Listed entries =
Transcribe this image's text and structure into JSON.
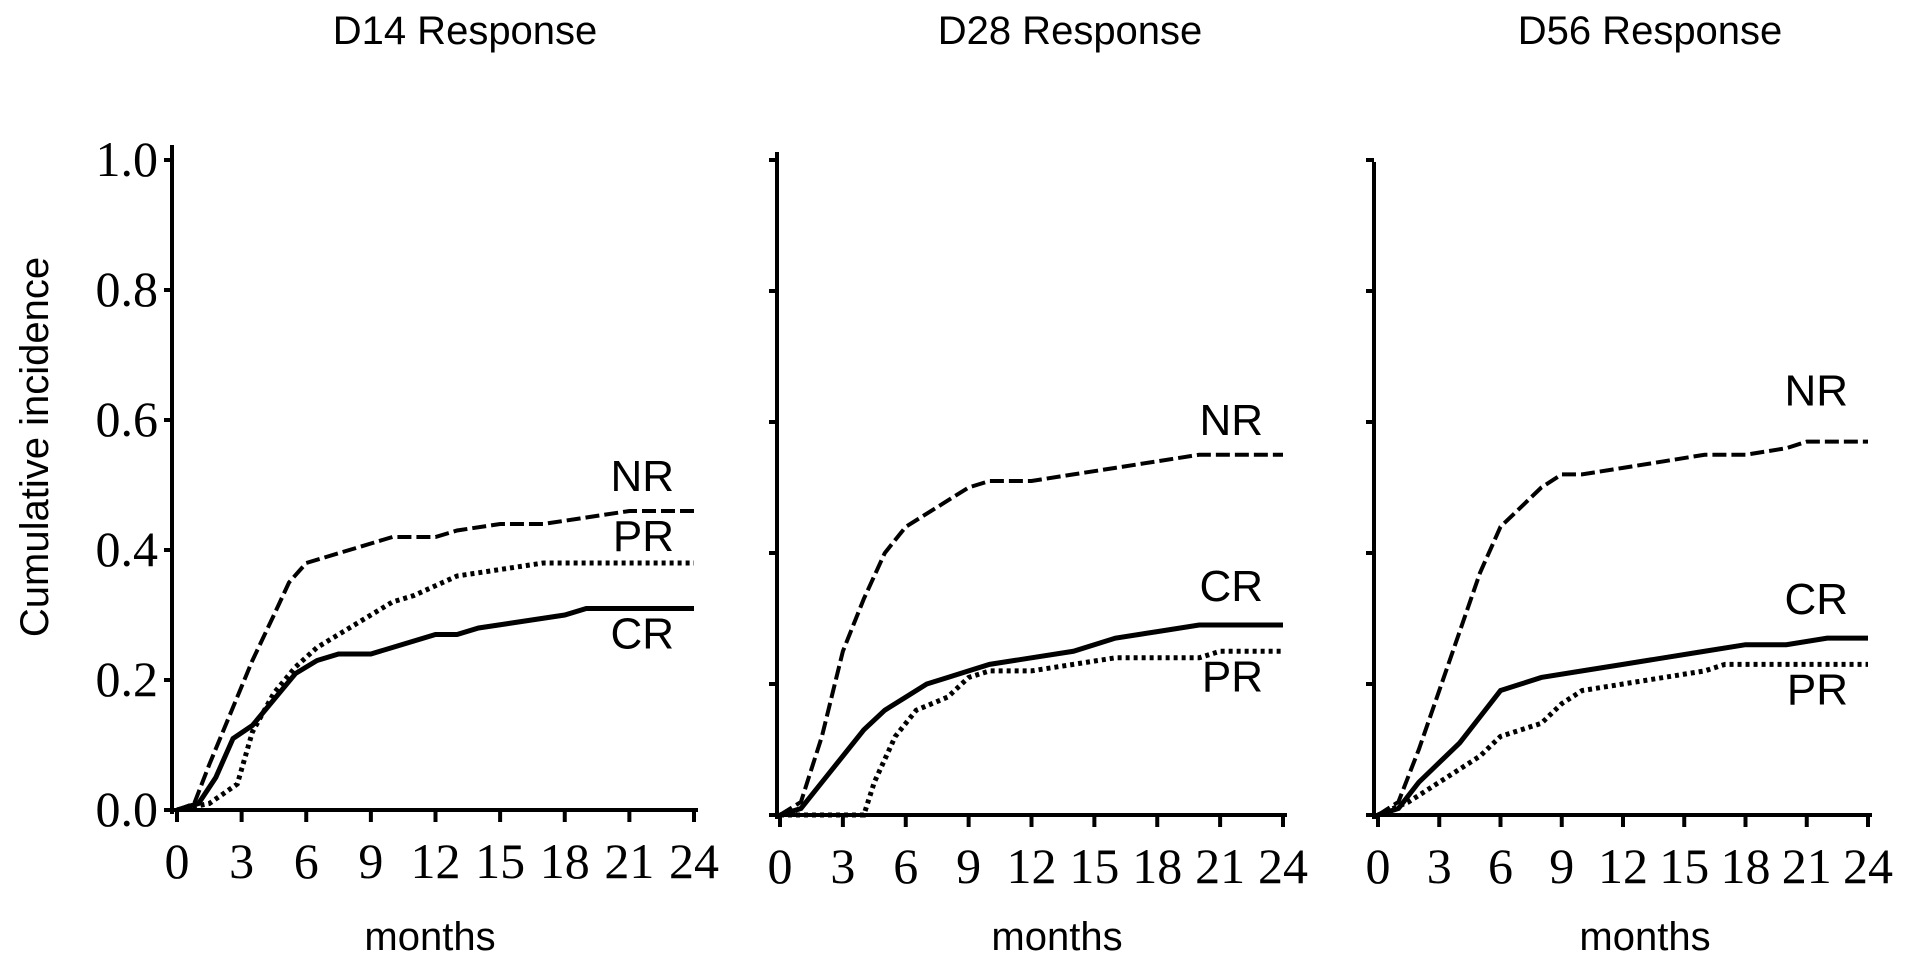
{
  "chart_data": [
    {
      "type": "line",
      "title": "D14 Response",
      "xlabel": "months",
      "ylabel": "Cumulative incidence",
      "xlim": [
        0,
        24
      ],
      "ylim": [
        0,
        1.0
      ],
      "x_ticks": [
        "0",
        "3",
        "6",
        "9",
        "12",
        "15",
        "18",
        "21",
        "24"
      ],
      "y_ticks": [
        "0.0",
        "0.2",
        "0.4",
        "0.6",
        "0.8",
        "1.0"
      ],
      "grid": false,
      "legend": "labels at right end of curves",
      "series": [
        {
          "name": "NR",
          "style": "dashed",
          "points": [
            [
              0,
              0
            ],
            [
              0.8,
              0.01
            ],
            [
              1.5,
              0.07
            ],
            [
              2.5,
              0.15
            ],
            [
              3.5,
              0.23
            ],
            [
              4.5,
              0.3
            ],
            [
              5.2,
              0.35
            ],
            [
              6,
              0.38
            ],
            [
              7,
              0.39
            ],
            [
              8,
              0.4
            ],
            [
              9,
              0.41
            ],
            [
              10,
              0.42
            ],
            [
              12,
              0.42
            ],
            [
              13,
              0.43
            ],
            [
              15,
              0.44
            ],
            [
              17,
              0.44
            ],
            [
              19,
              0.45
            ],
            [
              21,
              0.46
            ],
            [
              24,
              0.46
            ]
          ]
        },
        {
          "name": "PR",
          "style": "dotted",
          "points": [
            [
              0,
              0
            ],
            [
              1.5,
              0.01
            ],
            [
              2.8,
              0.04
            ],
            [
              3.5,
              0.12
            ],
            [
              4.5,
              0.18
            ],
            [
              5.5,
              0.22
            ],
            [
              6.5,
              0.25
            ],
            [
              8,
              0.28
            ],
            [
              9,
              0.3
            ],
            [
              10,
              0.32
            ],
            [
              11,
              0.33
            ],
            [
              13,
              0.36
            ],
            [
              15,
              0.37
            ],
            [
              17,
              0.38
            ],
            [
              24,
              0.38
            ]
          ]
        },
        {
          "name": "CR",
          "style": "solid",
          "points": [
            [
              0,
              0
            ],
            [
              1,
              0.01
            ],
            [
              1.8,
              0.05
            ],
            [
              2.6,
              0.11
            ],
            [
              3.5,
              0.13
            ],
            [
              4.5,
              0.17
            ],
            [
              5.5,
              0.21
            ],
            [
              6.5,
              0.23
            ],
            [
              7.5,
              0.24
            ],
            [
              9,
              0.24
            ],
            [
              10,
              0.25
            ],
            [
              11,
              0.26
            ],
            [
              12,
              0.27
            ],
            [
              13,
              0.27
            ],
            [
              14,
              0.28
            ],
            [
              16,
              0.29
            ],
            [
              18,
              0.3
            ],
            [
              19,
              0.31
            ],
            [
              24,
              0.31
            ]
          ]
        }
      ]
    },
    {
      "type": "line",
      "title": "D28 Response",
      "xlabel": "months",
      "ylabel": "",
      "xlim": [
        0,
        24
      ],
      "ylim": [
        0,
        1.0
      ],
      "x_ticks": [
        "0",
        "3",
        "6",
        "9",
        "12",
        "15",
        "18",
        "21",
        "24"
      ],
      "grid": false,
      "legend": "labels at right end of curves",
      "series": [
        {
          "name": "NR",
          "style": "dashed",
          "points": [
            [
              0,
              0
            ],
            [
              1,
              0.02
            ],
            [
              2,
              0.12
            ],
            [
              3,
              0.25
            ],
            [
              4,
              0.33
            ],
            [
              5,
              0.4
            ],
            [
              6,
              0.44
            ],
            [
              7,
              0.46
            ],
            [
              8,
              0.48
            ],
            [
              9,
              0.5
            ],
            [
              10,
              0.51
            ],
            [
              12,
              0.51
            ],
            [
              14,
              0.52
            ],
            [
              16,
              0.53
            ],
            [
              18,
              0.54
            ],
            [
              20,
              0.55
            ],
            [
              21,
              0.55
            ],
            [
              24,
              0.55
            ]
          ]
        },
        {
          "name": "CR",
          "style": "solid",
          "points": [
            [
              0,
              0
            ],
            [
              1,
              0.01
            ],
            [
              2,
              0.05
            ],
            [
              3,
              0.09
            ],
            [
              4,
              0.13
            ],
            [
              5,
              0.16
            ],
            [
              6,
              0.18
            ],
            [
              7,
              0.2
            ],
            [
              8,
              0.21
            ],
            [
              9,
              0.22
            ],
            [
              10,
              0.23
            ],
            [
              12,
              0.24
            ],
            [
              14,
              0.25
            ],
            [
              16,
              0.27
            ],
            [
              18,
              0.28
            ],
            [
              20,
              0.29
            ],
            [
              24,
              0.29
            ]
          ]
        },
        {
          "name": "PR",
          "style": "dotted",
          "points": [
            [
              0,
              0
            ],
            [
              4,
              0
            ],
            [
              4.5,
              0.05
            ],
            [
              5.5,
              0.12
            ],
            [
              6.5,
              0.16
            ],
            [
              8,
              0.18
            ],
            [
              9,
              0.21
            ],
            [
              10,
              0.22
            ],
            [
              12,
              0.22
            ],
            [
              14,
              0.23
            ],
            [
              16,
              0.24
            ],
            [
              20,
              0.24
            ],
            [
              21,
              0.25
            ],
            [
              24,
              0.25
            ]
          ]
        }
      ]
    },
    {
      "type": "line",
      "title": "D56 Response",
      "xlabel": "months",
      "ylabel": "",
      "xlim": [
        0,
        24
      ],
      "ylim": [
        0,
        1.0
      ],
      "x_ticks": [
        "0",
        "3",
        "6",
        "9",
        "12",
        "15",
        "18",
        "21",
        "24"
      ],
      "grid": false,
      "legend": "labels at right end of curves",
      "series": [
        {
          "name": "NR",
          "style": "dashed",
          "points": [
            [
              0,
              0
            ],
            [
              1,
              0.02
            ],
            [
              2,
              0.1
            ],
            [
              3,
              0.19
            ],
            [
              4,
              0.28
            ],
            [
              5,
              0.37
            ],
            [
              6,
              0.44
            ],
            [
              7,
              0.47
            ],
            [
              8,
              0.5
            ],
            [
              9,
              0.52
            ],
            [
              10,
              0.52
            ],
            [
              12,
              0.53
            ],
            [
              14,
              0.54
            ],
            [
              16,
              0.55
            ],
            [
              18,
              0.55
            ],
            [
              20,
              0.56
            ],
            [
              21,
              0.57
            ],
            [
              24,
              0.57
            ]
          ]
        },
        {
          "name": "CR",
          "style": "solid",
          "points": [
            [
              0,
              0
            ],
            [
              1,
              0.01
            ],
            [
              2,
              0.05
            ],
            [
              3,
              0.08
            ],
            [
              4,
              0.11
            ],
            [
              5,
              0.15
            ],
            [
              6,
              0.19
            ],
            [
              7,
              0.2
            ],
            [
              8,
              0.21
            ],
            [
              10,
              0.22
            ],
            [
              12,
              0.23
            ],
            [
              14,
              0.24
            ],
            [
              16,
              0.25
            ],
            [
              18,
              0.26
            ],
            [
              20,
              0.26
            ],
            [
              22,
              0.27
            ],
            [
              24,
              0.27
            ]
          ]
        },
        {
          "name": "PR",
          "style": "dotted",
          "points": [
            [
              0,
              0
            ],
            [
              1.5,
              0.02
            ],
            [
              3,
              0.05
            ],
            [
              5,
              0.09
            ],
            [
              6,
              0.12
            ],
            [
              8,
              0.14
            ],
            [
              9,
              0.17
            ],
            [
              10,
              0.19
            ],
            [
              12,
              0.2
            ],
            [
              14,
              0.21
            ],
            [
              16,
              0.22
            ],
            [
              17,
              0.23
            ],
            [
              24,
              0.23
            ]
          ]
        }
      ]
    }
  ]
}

Challenge = Repeat all the records above exactly, leaving out any pictures.

Solution to this task =
Transcribe this image's text and structure into JSON.
{
  "chart_data": [
    {
      "type": "line",
      "title": "D14 Response",
      "xlabel": "months",
      "ylabel": "Cumulative incidence",
      "xlim": [
        0,
        24
      ],
      "ylim": [
        0,
        1.0
      ],
      "x_ticks": [
        "0",
        "3",
        "6",
        "9",
        "12",
        "15",
        "18",
        "21",
        "24"
      ],
      "y_ticks": [
        "0.0",
        "0.2",
        "0.4",
        "0.6",
        "0.8",
        "1.0"
      ],
      "grid": false,
      "legend": "labels at right end of curves",
      "series": [
        {
          "name": "NR",
          "style": "dashed",
          "points": [
            [
              0,
              0
            ],
            [
              0.8,
              0.01
            ],
            [
              1.5,
              0.07
            ],
            [
              2.5,
              0.15
            ],
            [
              3.5,
              0.23
            ],
            [
              4.5,
              0.3
            ],
            [
              5.2,
              0.35
            ],
            [
              6,
              0.38
            ],
            [
              7,
              0.39
            ],
            [
              8,
              0.4
            ],
            [
              9,
              0.41
            ],
            [
              10,
              0.42
            ],
            [
              12,
              0.42
            ],
            [
              13,
              0.43
            ],
            [
              15,
              0.44
            ],
            [
              17,
              0.44
            ],
            [
              19,
              0.45
            ],
            [
              21,
              0.46
            ],
            [
              24,
              0.46
            ]
          ]
        },
        {
          "name": "PR",
          "style": "dotted",
          "points": [
            [
              0,
              0
            ],
            [
              1.5,
              0.01
            ],
            [
              2.8,
              0.04
            ],
            [
              3.5,
              0.12
            ],
            [
              4.5,
              0.18
            ],
            [
              5.5,
              0.22
            ],
            [
              6.5,
              0.25
            ],
            [
              8,
              0.28
            ],
            [
              9,
              0.3
            ],
            [
              10,
              0.32
            ],
            [
              11,
              0.33
            ],
            [
              13,
              0.36
            ],
            [
              15,
              0.37
            ],
            [
              17,
              0.38
            ],
            [
              24,
              0.38
            ]
          ]
        },
        {
          "name": "CR",
          "style": "solid",
          "points": [
            [
              0,
              0
            ],
            [
              1,
              0.01
            ],
            [
              1.8,
              0.05
            ],
            [
              2.6,
              0.11
            ],
            [
              3.5,
              0.13
            ],
            [
              4.5,
              0.17
            ],
            [
              5.5,
              0.21
            ],
            [
              6.5,
              0.23
            ],
            [
              7.5,
              0.24
            ],
            [
              9,
              0.24
            ],
            [
              10,
              0.25
            ],
            [
              11,
              0.26
            ],
            [
              12,
              0.27
            ],
            [
              13,
              0.27
            ],
            [
              14,
              0.28
            ],
            [
              16,
              0.29
            ],
            [
              18,
              0.3
            ],
            [
              19,
              0.31
            ],
            [
              24,
              0.31
            ]
          ]
        }
      ]
    },
    {
      "type": "line",
      "title": "D28 Response",
      "xlabel": "months",
      "ylabel": "",
      "xlim": [
        0,
        24
      ],
      "ylim": [
        0,
        1.0
      ],
      "x_ticks": [
        "0",
        "3",
        "6",
        "9",
        "12",
        "15",
        "18",
        "21",
        "24"
      ],
      "grid": false,
      "legend": "labels at right end of curves",
      "series": [
        {
          "name": "NR",
          "style": "dashed",
          "points": [
            [
              0,
              0
            ],
            [
              1,
              0.02
            ],
            [
              2,
              0.12
            ],
            [
              3,
              0.25
            ],
            [
              4,
              0.33
            ],
            [
              5,
              0.4
            ],
            [
              6,
              0.44
            ],
            [
              7,
              0.46
            ],
            [
              8,
              0.48
            ],
            [
              9,
              0.5
            ],
            [
              10,
              0.51
            ],
            [
              12,
              0.51
            ],
            [
              14,
              0.52
            ],
            [
              16,
              0.53
            ],
            [
              18,
              0.54
            ],
            [
              20,
              0.55
            ],
            [
              21,
              0.55
            ],
            [
              24,
              0.55
            ]
          ]
        },
        {
          "name": "CR",
          "style": "solid",
          "points": [
            [
              0,
              0
            ],
            [
              1,
              0.01
            ],
            [
              2,
              0.05
            ],
            [
              3,
              0.09
            ],
            [
              4,
              0.13
            ],
            [
              5,
              0.16
            ],
            [
              6,
              0.18
            ],
            [
              7,
              0.2
            ],
            [
              8,
              0.21
            ],
            [
              9,
              0.22
            ],
            [
              10,
              0.23
            ],
            [
              12,
              0.24
            ],
            [
              14,
              0.25
            ],
            [
              16,
              0.27
            ],
            [
              18,
              0.28
            ],
            [
              20,
              0.29
            ],
            [
              24,
              0.29
            ]
          ]
        },
        {
          "name": "PR",
          "style": "dotted",
          "points": [
            [
              0,
              0
            ],
            [
              4,
              0
            ],
            [
              4.5,
              0.05
            ],
            [
              5.5,
              0.12
            ],
            [
              6.5,
              0.16
            ],
            [
              8,
              0.18
            ],
            [
              9,
              0.21
            ],
            [
              10,
              0.22
            ],
            [
              12,
              0.22
            ],
            [
              14,
              0.23
            ],
            [
              16,
              0.24
            ],
            [
              20,
              0.24
            ],
            [
              21,
              0.25
            ],
            [
              24,
              0.25
            ]
          ]
        }
      ]
    },
    {
      "type": "line",
      "title": "D56 Response",
      "xlabel": "months",
      "ylabel": "",
      "xlim": [
        0,
        24
      ],
      "ylim": [
        0,
        1.0
      ],
      "x_ticks": [
        "0",
        "3",
        "6",
        "9",
        "12",
        "15",
        "18",
        "21",
        "24"
      ],
      "grid": false,
      "legend": "labels at right end of curves",
      "series": [
        {
          "name": "NR",
          "style": "dashed",
          "points": [
            [
              0,
              0
            ],
            [
              1,
              0.02
            ],
            [
              2,
              0.1
            ],
            [
              3,
              0.19
            ],
            [
              4,
              0.28
            ],
            [
              5,
              0.37
            ],
            [
              6,
              0.44
            ],
            [
              7,
              0.47
            ],
            [
              8,
              0.5
            ],
            [
              9,
              0.52
            ],
            [
              10,
              0.52
            ],
            [
              12,
              0.53
            ],
            [
              14,
              0.54
            ],
            [
              16,
              0.55
            ],
            [
              18,
              0.55
            ],
            [
              20,
              0.56
            ],
            [
              21,
              0.57
            ],
            [
              24,
              0.57
            ]
          ]
        },
        {
          "name": "CR",
          "style": "solid",
          "points": [
            [
              0,
              0
            ],
            [
              1,
              0.01
            ],
            [
              2,
              0.05
            ],
            [
              3,
              0.08
            ],
            [
              4,
              0.11
            ],
            [
              5,
              0.15
            ],
            [
              6,
              0.19
            ],
            [
              7,
              0.2
            ],
            [
              8,
              0.21
            ],
            [
              10,
              0.22
            ],
            [
              12,
              0.23
            ],
            [
              14,
              0.24
            ],
            [
              16,
              0.25
            ],
            [
              18,
              0.26
            ],
            [
              20,
              0.26
            ],
            [
              22,
              0.27
            ],
            [
              24,
              0.27
            ]
          ]
        },
        {
          "name": "PR",
          "style": "dotted",
          "points": [
            [
              0,
              0
            ],
            [
              1.5,
              0.02
            ],
            [
              3,
              0.05
            ],
            [
              5,
              0.09
            ],
            [
              6,
              0.12
            ],
            [
              8,
              0.14
            ],
            [
              9,
              0.17
            ],
            [
              10,
              0.19
            ],
            [
              12,
              0.2
            ],
            [
              14,
              0.21
            ],
            [
              16,
              0.22
            ],
            [
              17,
              0.23
            ],
            [
              24,
              0.23
            ]
          ]
        }
      ]
    }
  ]
}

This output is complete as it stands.